Written problem: Tally the lines in the listing below that contain "section" and report the tally alone.

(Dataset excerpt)
____

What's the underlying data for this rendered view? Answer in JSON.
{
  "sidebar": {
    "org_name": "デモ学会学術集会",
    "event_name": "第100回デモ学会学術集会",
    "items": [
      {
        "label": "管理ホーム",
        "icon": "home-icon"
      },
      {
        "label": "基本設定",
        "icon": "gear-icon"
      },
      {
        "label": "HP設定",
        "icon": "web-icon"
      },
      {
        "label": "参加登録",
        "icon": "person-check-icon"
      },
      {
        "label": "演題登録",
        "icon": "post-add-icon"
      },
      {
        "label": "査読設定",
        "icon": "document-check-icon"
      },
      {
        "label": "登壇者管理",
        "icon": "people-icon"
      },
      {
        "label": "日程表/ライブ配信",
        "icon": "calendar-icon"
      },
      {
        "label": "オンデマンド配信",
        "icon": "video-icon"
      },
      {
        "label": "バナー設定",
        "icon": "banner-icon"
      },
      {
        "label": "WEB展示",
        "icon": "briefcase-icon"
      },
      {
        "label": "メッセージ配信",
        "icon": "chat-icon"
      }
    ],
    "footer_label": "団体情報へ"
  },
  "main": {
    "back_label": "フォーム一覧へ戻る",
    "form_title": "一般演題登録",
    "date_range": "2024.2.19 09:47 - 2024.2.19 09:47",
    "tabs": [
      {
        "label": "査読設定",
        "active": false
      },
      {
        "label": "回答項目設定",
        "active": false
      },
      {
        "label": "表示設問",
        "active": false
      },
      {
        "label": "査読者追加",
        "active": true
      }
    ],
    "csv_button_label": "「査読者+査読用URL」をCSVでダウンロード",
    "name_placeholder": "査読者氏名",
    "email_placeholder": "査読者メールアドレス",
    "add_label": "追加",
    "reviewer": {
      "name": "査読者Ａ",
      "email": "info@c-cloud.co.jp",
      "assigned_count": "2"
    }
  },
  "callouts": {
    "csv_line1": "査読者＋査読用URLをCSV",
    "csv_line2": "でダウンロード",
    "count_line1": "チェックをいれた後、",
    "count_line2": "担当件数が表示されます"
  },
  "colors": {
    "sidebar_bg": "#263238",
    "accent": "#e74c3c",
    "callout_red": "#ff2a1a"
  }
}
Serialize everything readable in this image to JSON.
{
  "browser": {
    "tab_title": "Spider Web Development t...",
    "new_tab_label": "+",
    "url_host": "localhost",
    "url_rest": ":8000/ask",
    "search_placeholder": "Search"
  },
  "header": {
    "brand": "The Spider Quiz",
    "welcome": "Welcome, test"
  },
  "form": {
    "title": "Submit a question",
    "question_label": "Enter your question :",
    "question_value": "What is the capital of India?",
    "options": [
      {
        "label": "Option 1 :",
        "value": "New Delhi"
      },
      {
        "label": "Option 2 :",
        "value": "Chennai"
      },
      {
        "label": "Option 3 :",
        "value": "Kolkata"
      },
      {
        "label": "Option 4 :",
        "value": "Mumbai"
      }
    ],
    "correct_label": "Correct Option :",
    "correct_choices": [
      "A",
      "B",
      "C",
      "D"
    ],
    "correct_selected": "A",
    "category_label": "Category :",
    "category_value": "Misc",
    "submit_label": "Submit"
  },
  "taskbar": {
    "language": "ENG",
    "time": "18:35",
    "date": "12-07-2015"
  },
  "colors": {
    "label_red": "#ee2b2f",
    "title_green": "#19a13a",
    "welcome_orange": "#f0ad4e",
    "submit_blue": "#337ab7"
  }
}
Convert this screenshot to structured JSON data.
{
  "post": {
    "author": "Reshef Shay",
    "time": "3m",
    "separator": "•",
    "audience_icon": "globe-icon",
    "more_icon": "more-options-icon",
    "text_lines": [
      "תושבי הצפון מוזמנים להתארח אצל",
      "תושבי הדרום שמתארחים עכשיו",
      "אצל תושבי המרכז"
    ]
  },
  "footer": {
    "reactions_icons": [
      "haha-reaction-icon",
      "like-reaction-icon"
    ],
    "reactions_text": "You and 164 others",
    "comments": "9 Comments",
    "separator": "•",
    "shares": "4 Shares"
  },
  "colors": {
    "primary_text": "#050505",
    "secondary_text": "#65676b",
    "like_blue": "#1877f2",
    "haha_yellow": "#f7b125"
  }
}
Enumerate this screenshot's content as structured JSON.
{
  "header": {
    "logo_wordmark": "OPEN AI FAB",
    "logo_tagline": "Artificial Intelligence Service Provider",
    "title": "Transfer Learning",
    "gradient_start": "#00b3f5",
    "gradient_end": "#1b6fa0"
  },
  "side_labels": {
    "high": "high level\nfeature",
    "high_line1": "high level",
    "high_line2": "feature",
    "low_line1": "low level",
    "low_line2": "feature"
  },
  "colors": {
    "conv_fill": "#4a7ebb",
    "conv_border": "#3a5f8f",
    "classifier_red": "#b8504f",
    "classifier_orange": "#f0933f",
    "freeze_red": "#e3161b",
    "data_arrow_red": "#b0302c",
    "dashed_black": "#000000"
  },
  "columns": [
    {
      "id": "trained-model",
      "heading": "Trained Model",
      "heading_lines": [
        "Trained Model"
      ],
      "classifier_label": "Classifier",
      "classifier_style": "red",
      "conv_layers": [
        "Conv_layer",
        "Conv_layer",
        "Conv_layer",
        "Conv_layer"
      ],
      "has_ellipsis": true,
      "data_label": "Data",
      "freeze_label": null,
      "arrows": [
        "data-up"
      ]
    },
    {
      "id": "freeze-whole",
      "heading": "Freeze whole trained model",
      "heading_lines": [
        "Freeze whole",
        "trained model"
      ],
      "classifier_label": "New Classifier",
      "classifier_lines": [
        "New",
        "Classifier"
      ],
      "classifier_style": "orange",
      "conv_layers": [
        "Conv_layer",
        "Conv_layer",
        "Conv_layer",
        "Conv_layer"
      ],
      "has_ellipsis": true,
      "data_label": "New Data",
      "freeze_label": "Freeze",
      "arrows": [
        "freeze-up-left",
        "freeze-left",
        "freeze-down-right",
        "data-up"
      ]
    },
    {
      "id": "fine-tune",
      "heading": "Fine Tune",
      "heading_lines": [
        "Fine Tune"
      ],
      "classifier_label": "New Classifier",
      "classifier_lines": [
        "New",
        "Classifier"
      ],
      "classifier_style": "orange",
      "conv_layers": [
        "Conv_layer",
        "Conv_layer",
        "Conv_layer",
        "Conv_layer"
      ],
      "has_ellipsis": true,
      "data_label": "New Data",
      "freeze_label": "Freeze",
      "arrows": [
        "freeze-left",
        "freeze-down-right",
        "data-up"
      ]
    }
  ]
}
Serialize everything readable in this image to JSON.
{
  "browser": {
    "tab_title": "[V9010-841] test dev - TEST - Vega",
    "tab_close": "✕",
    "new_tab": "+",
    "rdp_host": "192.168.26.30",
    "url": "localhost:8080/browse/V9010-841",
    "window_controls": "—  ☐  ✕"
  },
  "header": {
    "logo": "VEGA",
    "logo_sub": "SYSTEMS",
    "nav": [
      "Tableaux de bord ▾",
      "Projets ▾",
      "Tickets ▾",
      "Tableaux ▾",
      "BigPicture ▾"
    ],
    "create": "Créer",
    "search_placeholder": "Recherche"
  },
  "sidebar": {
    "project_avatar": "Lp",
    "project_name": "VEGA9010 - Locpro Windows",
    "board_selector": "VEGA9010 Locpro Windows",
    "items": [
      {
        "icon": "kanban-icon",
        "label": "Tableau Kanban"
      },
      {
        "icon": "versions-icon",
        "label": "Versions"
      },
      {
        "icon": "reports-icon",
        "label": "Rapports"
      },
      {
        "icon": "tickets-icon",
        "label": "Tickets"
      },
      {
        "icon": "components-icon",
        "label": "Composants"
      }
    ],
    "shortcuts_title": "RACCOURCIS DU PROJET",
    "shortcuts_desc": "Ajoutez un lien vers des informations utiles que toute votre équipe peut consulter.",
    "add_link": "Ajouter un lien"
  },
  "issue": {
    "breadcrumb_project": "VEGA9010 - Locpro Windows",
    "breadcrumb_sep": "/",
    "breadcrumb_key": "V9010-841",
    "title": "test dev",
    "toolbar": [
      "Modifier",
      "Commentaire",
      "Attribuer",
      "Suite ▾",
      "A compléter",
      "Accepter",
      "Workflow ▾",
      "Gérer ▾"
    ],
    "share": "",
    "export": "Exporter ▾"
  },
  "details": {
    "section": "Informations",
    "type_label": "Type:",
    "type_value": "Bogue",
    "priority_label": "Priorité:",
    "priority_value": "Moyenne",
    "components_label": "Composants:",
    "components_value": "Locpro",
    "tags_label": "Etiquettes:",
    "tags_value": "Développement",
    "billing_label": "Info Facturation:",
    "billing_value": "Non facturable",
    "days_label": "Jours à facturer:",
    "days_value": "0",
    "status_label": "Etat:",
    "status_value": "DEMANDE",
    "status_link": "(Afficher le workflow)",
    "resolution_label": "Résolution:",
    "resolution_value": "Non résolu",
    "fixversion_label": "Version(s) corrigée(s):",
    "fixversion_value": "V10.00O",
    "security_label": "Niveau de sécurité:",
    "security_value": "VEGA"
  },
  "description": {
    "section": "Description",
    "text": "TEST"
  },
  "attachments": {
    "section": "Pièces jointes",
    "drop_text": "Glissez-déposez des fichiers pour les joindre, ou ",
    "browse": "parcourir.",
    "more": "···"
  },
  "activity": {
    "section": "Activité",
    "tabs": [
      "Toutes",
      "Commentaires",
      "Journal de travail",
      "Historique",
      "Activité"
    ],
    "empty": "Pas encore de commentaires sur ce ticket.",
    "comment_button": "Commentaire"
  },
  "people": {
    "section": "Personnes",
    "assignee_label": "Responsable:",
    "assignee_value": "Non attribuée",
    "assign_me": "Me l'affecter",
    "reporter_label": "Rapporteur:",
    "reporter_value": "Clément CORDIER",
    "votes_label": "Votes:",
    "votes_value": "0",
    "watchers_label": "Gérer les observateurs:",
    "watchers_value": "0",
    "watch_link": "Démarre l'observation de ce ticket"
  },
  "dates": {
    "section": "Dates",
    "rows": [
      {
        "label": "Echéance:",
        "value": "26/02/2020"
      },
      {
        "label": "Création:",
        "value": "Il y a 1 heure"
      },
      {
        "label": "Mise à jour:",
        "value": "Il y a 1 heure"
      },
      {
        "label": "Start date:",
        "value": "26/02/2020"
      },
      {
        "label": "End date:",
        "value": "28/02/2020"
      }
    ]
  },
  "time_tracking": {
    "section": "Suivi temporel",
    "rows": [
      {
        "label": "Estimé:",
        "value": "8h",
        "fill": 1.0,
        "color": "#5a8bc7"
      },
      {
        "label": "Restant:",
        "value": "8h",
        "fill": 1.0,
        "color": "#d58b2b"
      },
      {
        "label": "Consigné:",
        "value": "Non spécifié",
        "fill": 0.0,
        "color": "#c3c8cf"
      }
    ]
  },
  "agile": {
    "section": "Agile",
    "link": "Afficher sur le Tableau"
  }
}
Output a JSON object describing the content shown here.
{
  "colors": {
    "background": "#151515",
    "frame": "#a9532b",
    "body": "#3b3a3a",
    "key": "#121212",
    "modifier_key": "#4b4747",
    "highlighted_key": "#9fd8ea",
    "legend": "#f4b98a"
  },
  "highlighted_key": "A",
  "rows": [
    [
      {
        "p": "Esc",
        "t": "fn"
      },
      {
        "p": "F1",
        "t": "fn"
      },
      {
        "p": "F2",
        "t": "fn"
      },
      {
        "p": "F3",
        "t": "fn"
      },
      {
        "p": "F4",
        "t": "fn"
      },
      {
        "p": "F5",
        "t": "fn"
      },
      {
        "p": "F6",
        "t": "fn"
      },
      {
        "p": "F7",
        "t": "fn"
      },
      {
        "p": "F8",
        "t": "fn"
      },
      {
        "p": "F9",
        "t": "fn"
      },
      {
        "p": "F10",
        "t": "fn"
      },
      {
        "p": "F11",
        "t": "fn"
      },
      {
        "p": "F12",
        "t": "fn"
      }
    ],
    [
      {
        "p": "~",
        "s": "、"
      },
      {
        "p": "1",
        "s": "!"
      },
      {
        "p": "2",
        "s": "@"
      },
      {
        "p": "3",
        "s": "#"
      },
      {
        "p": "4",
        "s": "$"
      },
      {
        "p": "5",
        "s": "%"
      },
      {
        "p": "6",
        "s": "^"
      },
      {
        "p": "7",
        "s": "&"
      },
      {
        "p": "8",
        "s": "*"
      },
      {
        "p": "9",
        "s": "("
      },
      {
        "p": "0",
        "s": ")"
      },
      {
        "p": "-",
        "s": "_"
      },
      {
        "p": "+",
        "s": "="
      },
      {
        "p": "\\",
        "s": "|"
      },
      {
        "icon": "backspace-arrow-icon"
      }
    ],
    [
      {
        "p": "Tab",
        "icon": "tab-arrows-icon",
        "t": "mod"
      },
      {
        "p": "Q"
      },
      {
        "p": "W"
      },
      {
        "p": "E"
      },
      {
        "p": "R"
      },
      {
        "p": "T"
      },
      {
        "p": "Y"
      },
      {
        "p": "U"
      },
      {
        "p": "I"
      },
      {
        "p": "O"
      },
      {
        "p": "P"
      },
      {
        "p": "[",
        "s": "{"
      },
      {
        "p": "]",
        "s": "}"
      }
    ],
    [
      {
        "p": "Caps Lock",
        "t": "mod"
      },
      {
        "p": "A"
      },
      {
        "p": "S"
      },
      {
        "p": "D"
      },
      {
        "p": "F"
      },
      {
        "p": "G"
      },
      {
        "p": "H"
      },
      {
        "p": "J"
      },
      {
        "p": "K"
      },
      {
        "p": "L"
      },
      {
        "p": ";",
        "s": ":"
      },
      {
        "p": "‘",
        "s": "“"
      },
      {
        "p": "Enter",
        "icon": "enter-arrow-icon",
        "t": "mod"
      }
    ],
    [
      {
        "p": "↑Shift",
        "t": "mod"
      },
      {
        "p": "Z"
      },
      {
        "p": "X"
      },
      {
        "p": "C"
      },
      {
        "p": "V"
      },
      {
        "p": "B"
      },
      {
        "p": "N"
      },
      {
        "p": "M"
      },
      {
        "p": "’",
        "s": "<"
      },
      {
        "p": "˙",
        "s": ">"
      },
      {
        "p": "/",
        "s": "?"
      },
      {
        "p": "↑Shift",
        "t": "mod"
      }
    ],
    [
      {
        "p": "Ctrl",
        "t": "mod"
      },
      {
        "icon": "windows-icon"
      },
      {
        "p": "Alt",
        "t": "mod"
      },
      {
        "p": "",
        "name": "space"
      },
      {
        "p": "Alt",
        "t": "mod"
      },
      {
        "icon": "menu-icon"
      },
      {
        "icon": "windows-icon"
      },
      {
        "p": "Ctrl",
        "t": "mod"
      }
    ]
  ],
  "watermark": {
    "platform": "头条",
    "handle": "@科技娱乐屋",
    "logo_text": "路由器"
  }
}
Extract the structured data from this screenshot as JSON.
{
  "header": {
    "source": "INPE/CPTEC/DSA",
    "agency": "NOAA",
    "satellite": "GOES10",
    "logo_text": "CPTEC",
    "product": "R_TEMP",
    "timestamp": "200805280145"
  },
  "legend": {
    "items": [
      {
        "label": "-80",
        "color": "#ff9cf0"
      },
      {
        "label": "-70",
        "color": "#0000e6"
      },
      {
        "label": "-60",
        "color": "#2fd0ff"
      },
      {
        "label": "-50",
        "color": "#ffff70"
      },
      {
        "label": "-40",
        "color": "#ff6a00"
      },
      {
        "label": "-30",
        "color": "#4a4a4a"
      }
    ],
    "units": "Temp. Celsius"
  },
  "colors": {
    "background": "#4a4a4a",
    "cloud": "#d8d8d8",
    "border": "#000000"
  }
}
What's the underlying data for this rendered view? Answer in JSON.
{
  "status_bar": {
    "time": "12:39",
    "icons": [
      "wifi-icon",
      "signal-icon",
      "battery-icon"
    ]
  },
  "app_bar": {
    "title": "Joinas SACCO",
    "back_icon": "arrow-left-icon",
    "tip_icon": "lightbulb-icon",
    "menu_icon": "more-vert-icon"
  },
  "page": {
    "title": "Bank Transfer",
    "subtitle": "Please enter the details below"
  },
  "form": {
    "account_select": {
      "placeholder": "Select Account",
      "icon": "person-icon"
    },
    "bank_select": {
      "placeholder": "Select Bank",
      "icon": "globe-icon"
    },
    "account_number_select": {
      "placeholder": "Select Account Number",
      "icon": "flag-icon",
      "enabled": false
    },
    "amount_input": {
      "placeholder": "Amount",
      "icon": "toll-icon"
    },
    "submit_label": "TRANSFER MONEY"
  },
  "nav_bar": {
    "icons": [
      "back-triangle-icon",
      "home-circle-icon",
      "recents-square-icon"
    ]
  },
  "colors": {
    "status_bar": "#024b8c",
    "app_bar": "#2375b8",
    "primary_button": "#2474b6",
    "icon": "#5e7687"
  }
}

____

Result of this task: 8